**Exercise input:**
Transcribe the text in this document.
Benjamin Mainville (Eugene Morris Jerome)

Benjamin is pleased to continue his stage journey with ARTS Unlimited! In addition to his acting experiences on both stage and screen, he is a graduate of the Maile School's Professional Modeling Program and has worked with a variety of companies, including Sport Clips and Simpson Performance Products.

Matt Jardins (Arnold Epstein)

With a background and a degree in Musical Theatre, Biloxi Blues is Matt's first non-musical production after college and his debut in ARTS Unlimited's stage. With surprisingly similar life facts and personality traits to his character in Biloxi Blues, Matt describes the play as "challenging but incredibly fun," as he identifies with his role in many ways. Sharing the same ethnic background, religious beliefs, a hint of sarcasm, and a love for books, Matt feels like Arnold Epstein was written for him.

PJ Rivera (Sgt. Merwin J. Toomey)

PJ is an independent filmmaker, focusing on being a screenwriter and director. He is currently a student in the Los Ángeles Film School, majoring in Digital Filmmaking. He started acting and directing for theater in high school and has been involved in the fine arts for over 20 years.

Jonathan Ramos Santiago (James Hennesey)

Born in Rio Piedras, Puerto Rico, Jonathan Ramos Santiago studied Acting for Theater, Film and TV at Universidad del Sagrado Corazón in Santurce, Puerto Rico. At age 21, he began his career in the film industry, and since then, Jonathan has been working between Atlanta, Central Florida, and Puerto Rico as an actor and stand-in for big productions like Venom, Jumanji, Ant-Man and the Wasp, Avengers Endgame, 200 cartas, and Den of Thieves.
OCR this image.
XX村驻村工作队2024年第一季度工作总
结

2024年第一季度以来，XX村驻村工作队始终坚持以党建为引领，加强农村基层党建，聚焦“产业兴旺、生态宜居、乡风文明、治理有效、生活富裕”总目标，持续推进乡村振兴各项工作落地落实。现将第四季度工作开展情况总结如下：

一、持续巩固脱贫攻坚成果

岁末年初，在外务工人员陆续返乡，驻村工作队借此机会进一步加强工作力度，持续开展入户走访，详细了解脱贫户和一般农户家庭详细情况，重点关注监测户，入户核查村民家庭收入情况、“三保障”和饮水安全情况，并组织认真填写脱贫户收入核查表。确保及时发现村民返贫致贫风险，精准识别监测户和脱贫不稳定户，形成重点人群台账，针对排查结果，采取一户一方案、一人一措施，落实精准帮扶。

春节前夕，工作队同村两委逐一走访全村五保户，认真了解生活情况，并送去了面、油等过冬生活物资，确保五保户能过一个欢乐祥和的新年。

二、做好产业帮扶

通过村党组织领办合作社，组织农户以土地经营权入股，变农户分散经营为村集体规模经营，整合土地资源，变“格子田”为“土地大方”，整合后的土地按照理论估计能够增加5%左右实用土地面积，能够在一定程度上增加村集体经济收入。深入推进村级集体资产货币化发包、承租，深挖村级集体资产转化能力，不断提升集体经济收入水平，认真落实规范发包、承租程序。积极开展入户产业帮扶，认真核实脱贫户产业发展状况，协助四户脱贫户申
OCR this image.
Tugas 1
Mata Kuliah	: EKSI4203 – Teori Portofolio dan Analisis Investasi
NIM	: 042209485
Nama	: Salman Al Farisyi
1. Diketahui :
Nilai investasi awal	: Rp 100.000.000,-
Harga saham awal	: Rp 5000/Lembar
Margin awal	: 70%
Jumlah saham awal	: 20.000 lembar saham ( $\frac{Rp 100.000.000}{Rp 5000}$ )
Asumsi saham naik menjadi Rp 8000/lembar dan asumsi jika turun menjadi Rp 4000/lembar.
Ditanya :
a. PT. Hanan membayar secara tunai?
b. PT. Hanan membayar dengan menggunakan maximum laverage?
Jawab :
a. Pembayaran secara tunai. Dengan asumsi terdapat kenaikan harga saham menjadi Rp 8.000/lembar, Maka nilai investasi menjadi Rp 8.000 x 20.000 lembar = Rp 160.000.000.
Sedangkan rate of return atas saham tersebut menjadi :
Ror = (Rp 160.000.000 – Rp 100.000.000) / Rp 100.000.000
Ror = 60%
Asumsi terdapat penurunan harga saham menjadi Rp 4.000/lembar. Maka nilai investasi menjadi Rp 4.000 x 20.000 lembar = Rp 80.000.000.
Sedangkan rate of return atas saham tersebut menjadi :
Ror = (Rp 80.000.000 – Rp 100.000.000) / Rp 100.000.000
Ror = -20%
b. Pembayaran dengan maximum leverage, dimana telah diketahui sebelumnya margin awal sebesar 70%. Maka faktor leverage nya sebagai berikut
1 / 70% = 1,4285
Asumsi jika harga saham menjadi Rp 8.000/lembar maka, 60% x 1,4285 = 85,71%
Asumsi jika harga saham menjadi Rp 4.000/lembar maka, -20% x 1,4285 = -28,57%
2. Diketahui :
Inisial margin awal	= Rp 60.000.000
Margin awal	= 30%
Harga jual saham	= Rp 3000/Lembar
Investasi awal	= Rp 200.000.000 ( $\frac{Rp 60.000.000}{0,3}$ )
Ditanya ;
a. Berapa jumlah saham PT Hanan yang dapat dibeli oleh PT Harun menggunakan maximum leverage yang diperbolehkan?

**The task:**
Copy every record exactly as presented.

**Result of the task:**
Transcribe the text in this document.
Benjamin Mainville (Eugene Morris Jerome)

Benjamin is pleased to continue his stage journey with ARTS Unlimited! In addition to his acting experiences on both stage and screen, he is a graduate of the Maile School's Professional Modeling Program and has worked with a variety of companies, including Sport Clips and Simpson Performance Products.

Matt Jardins (Arnold Epstein)

With a background and a degree in Musical Theatre, Biloxi Blues is Matt's first non-musical production after college and his debut in ARTS Unlimited's stage. With surprisingly similar life facts and personality traits to his character in Biloxi Blues, Matt describes the play as "challenging but incredibly fun," as he identifies with his role in many ways. Sharing the same ethnic background, religious beliefs, a hint of sarcasm, and a love for books, Matt feels like Arnold Epstein was written for him.

PJ Rivera (Sgt. Merwin J. Toomey)

PJ is an independent filmmaker, focusing on being a screenwriter and director. He is currently a student in the Los Ángeles Film School, majoring in Digital Filmmaking. He started acting and directing for theater in high school and has been involved in the fine arts for over 20 years.

Jonathan Ramos Santiago (James Hennesey)

Born in Rio Piedras, Puerto Rico, Jonathan Ramos Santiago studied Acting for Theater, Film and TV at Universidad del Sagrado Corazón in Santurce, Puerto Rico. At age 21, he began his career in the film industry, and since then, Jonathan has been working between Atlanta, Central Florida, and Puerto Rico as an actor and stand-in for big productions like Venom, Jumanji, Ant-Man and the Wasp, Avengers Endgame, 200 cartas, and Den of Thieves.
OCR this image.
XX村驻村工作队2024年第一季度工作总
结

2024年第一季度以来，XX村驻村工作队始终坚持以党建为引领，加强农村基层党建，聚焦“产业兴旺、生态宜居、乡风文明、治理有效、生活富裕”总目标，持续推进乡村振兴各项工作落地落实。现将第四季度工作开展情况总结如下：

一、持续巩固脱贫攻坚成果

岁末年初，在外务工人员陆续返乡，驻村工作队借此机会进一步加强工作力度，持续开展入户走访，详细了解脱贫户和一般农户家庭详细情况，重点关注监测户，入户核查村民家庭收入情况、“三保障”和饮水安全情况，并组织认真填写脱贫户收入核查表。确保及时发现村民返贫致贫风险，精准识别监测户和脱贫不稳定户，形成重点人群台账，针对排查结果，采取一户一方案、一人一措施，落实精准帮扶。

春节前夕，工作队同村两委逐一走访全村五保户，认真了解生活情况，并送去了面、油等过冬生活物资，确保五保户能过一个欢乐祥和的新年。

二、做好产业帮扶

通过村党组织领办合作社，组织农户以土地经营权入股，变农户分散经营为村集体规模经营，整合土地资源，变“格子田”为“土地大方”，整合后的土地按照理论估计能够增加5%左右实用土地面积，能够在一定程度上增加村集体经济收入。深入推进村级集体资产货币化发包、承租，深挖村级集体资产转化能力，不断提升集体经济收入水平，认真落实规范发包、承租程序。积极开展入户产业帮扶，认真核实脱贫户产业发展状况，协助四户脱贫户申
OCR this image.
Tugas 1
Mata Kuliah	: EKSI4203 – Teori Portofolio dan Analisis Investasi
NIM	: 042209485
Nama	: Salman Al Farisyi
1. Diketahui :
Nilai investasi awal	: Rp 100.000.000,-
Harga saham awal	: Rp 5000/Lembar
Margin awal	: 70%
Jumlah saham awal	: 20.000 lembar saham ( $\frac{Rp 100.000.000}{Rp 5000}$ )
Asumsi saham naik menjadi Rp 8000/lembar dan asumsi jika turun menjadi Rp 4000/lembar.
Ditanya :
a. PT. Hanan membayar secara tunai?
b. PT. Hanan membayar dengan menggunakan maximum laverage?
Jawab :
a. Pembayaran secara tunai. Dengan asumsi terdapat kenaikan harga saham menjadi Rp 8.000/lembar, Maka nilai investasi menjadi Rp 8.000 x 20.000 lembar = Rp 160.000.000.
Sedangkan rate of return atas saham tersebut menjadi :
Ror = (Rp 160.000.000 – Rp 100.000.000) / Rp 100.000.000
Ror = 60%
Asumsi terdapat penurunan harga saham menjadi Rp 4.000/lembar. Maka nilai investasi menjadi Rp 4.000 x 20.000 lembar = Rp 80.000.000.
Sedangkan rate of return atas saham tersebut menjadi :
Ror = (Rp 80.000.000 – Rp 100.000.000) / Rp 100.000.000
Ror = -20%
b. Pembayaran dengan maximum leverage, dimana telah diketahui sebelumnya margin awal sebesar 70%. Maka faktor leverage nya sebagai berikut
1 / 70% = 1,4285
Asumsi jika harga saham menjadi Rp 8.000/lembar maka, 60% x 1,4285 = 85,71%
Asumsi jika harga saham menjadi Rp 4.000/lembar maka, -20% x 1,4285 = -28,57%
2. Diketahui :
Inisial margin awal	= Rp 60.000.000
Margin awal	= 30%
Harga jual saham	= Rp 3000/Lembar
Investasi awal	= Rp 200.000.000 ( $\frac{Rp 60.000.000}{0,3}$ )
Ditanya ;
a. Berapa jumlah saham PT Hanan yang dapat dibeli oleh PT Harun menggunakan maximum leverage yang diperbolehkan?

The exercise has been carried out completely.